> _Stored entries_:
## START

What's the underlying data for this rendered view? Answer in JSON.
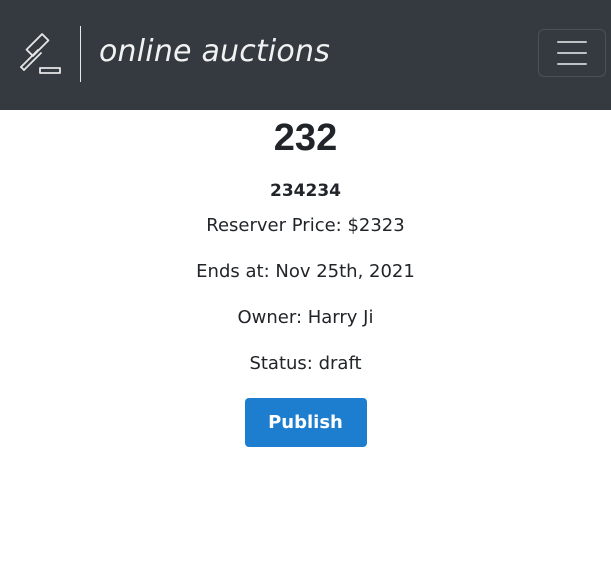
{
  "navbar": {
    "brand_text": "online auctions",
    "logo_icon": "gavel-icon",
    "menu_icon": "hamburger-menu-icon",
    "background": "#343a40"
  },
  "auction": {
    "title": "232",
    "subtitle": "234234",
    "reserve_price": "Reserver Price: $2323",
    "ends_at": "Ends at: Nov 25th, 2021",
    "owner": "Owner: Harry Ji",
    "status": "Status: draft"
  },
  "actions": {
    "publish_label": "Publish",
    "publish_color": "#1d7ecf"
  }
}
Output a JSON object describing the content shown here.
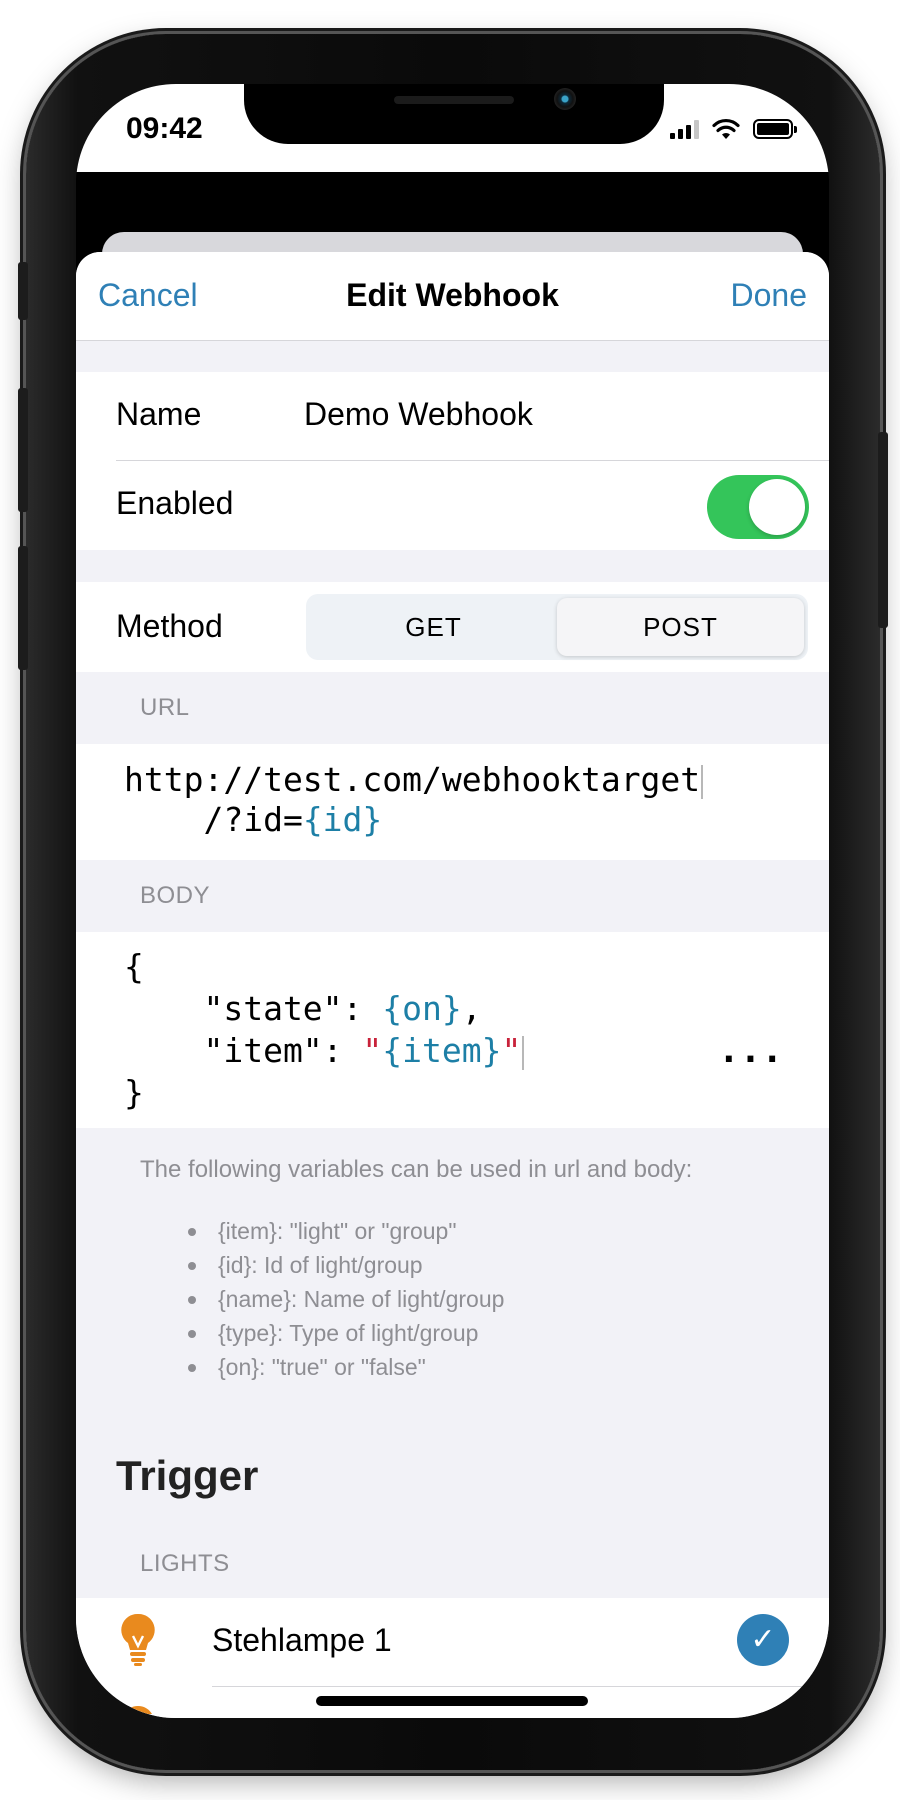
{
  "status_bar": {
    "time": "09:42"
  },
  "nav": {
    "cancel": "Cancel",
    "title": "Edit Webhook",
    "done": "Done"
  },
  "form": {
    "name_label": "Name",
    "name_value": "Demo Webhook",
    "enabled_label": "Enabled",
    "enabled": true,
    "method_label": "Method",
    "method_options": [
      "GET",
      "POST"
    ],
    "method_selected": "POST"
  },
  "url": {
    "header": "URL",
    "line1": "http://test.com/webhooktarget",
    "line2_prefix": "    /?id=",
    "line2_var": "{id}"
  },
  "body": {
    "header": "BODY",
    "line1": "{",
    "line2_key": "    \"state\": ",
    "line2_var": "{on}",
    "line2_end": ",",
    "line3_key": "    \"item\": ",
    "line3_q1": "\"",
    "line3_var": "{item}",
    "line3_q2": "\"",
    "line4": "}",
    "more": "..."
  },
  "variables": {
    "intro": "The following variables can be used in url and body:",
    "items": [
      "{item}: \"light\" or \"group\"",
      "{id}: Id of light/group",
      "{name}: Name of light/group",
      "{type}: Type of light/group",
      "{on}: \"true\" or \"false\""
    ]
  },
  "trigger": {
    "title": "Trigger",
    "lights_header": "LIGHTS",
    "lights": [
      {
        "name": "Stehlampe 1",
        "checked": true
      }
    ]
  },
  "colors": {
    "accent": "#2f80b6",
    "toggle_on": "#34c55a",
    "variable": "#1d7fa6",
    "string": "#c8223a",
    "bulb": "#e98a1e"
  },
  "icons": {
    "signal": "cellular-signal-icon",
    "wifi": "wifi-icon",
    "battery": "battery-icon",
    "bulb": "lightbulb-icon",
    "check": "checkmark-circle-icon"
  }
}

## END

> _CHALLENGE_:
Repeat the data in full and exactly. Omit pictures.

> _RESULT_:
What's the underlying data for this rendered view? Answer in JSON.
{
  "navbar": {
    "brand_text": "online auctions",
    "logo_icon": "gavel-icon",
    "menu_icon": "hamburger-menu-icon",
    "background": "#343a40"
  },
  "auction": {
    "title": "232",
    "subtitle": "234234",
    "reserve_price": "Reserver Price: $2323",
    "ends_at": "Ends at: Nov 25th, 2021",
    "owner": "Owner: Harry Ji",
    "status": "Status: draft"
  },
  "actions": {
    "publish_label": "Publish",
    "publish_color": "#1d7ecf"
  }
}
Output a JSON object describing the content shown here.
{
  "status_bar": {
    "time": "09:42"
  },
  "nav": {
    "cancel": "Cancel",
    "title": "Edit Webhook",
    "done": "Done"
  },
  "form": {
    "name_label": "Name",
    "name_value": "Demo Webhook",
    "enabled_label": "Enabled",
    "enabled": true,
    "method_label": "Method",
    "method_options": [
      "GET",
      "POST"
    ],
    "method_selected": "POST"
  },
  "url": {
    "header": "URL",
    "line1": "http://test.com/webhooktarget",
    "line2_prefix": "    /?id=",
    "line2_var": "{id}"
  },
  "body": {
    "header": "BODY",
    "line1": "{",
    "line2_key": "    \"state\": ",
    "line2_var": "{on}",
    "line2_end": ",",
    "line3_key": "    \"item\": ",
    "line3_q1": "\"",
    "line3_var": "{item}",
    "line3_q2": "\"",
    "line4": "}",
    "more": "..."
  },
  "variables": {
    "intro": "The following variables can be used in url and body:",
    "items": [
      "{item}: \"light\" or \"group\"",
      "{id}: Id of light/group",
      "{name}: Name of light/group",
      "{type}: Type of light/group",
      "{on}: \"true\" or \"false\""
    ]
  },
  "trigger": {
    "title": "Trigger",
    "lights_header": "LIGHTS",
    "lights": [
      {
        "name": "Stehlampe 1",
        "checked": true
      }
    ]
  },
  "colors": {
    "accent": "#2f80b6",
    "toggle_on": "#34c55a",
    "variable": "#1d7fa6",
    "string": "#c8223a",
    "bulb": "#e98a1e"
  },
  "icons": {
    "signal": "cellular-signal-icon",
    "wifi": "wifi-icon",
    "battery": "battery-icon",
    "bulb": "lightbulb-icon",
    "check": "checkmark-circle-icon"
  }
}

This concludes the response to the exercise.